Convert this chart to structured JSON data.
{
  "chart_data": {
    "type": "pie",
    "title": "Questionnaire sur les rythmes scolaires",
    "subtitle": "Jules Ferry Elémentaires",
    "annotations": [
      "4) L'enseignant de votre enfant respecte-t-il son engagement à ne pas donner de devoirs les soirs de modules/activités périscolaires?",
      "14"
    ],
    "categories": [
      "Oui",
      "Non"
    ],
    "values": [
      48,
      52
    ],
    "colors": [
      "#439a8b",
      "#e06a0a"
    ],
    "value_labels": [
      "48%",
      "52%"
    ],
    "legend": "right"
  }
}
------------------------------------------------------------------------
▶ _Challenge_:
Please return the data above exactly as given.

▶ _Correct result_:
Convert this chart to structured JSON data.
{
  "chart_data": {
    "type": "pie",
    "title": "Questionnaire sur les rythmes scolaires",
    "subtitle": "Jules Ferry Elémentaires",
    "annotations": [
      "4) L'enseignant de votre enfant respecte-t-il son engagement à ne pas donner de devoirs les soirs de modules/activités périscolaires?",
      "14"
    ],
    "categories": [
      "Oui",
      "Non"
    ],
    "values": [
      48,
      52
    ],
    "colors": [
      "#439a8b",
      "#e06a0a"
    ],
    "value_labels": [
      "48%",
      "52%"
    ],
    "legend": "right"
  }
}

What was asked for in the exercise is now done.